(Dataset rows)
>> BEGIN
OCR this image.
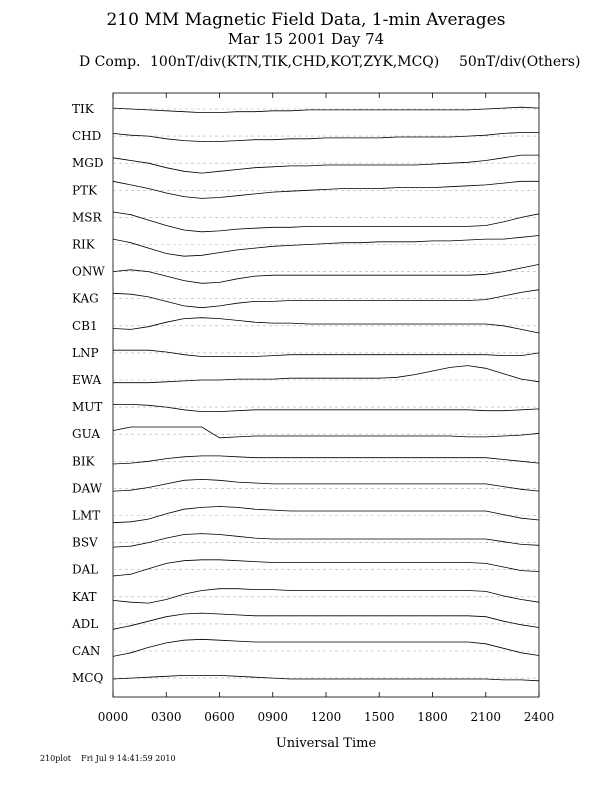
210 MM Magnetic Field Data, 1-min Averages
Mar 15 2001 Day 74
D Comp. 100nT/div(KTN,TIK,CHD,KOT,ZYK,MCQ) 50nT/div(Others)
TIK
CHD
MGD
PTK
MSR
RIK
ONW
KAG
CB1
LNP
EWA
MUT
GUA
BIK
DAW
LMT
BSV
DAL
KAT
ADL
CAN
MCQ
0000 0300 0600 0900 1200 1500 1800 2100 2400
Universal Time
210plot Fri Jul 9 14:41:59 2010
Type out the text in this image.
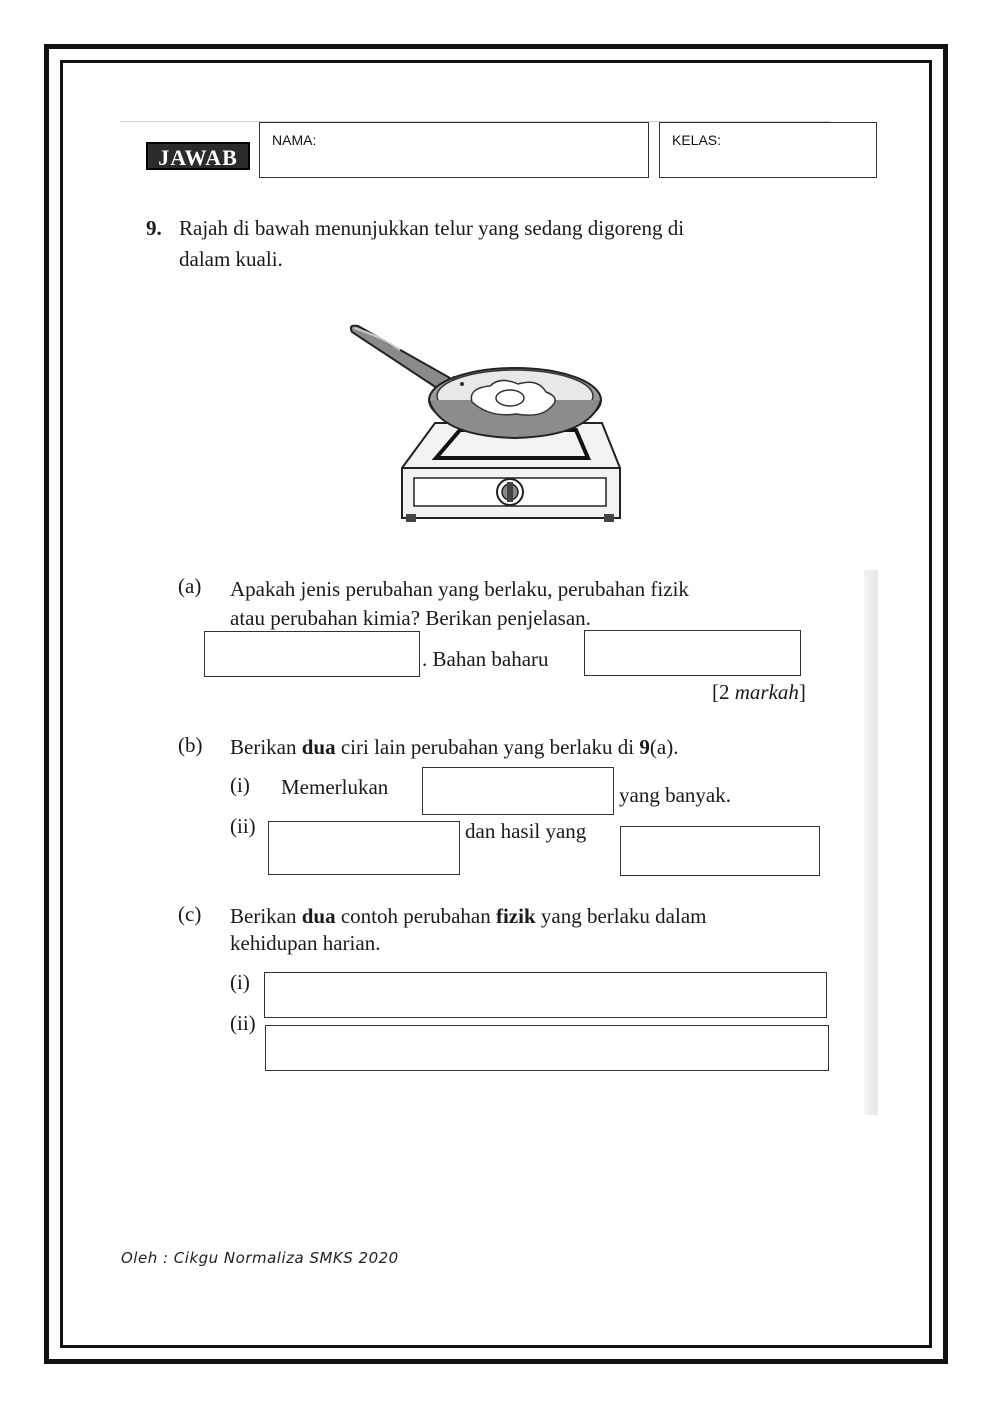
JAWAB
NAMA:	KELAS:
9. Rajah di bawah menunjukkan telur yang sedang digoreng di
dalam kuali.
(a) Apakah jenis perubahan yang berlaku, perubahan fizik
atau perubahan kimia? Berikan penjelasan.
. Bahan baharu
[2 markah]
(b) Berikan dua ciri lain perubahan yang berlaku di 9(a).
(i) Memerlukan	yang banyak.
(ii)	dan hasil yang
(c) Berikan dua contoh perubahan fizik yang berlaku dalam
kehidupan harian.
(i)
(ii)
Oleh : Cikgu Normaliza SMKS 2020
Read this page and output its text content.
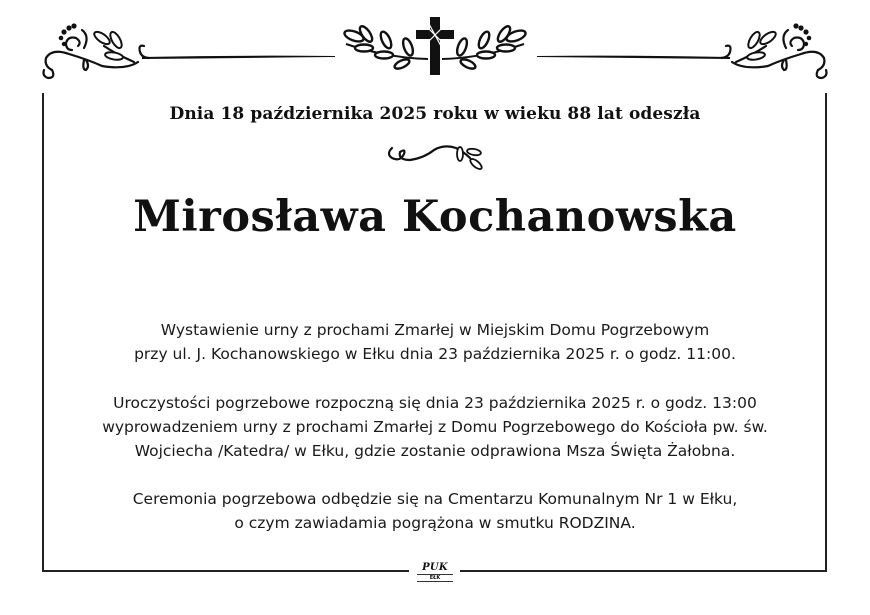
Dnia 18 października 2025 roku w wieku 88 lat odeszła
Mirosława Kochanowska
Wystawienie urny z prochami Zmarłej w Miejskim Domu Pogrzebowym
przy ul. J. Kochanowskiego w Ełku dnia 23 października 2025 r. o godz. 11:00.
Uroczystości pogrzebowe rozpoczną się dnia 23 października 2025 r. o godz. 13:00
wyprowadzeniem urny z prochami Zmarłej z Domu Pogrzebowego do Kościoła pw. św.
Wojciecha /Katedra/ w Ełku, gdzie zostanie odprawiona Msza Święta Żałobna.
Ceremonia pogrzebowa odbędzie się na Cmentarzu Komunalnym Nr 1 w Ełku,
o czym zawiadamia pogrążona w smutku RODZINA.
PUK
EŁK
>> END
A line counts if it holds the word "Berikan". How many lines of the entries count? Give the number only.

**PROBLEM SOLUTION:** 3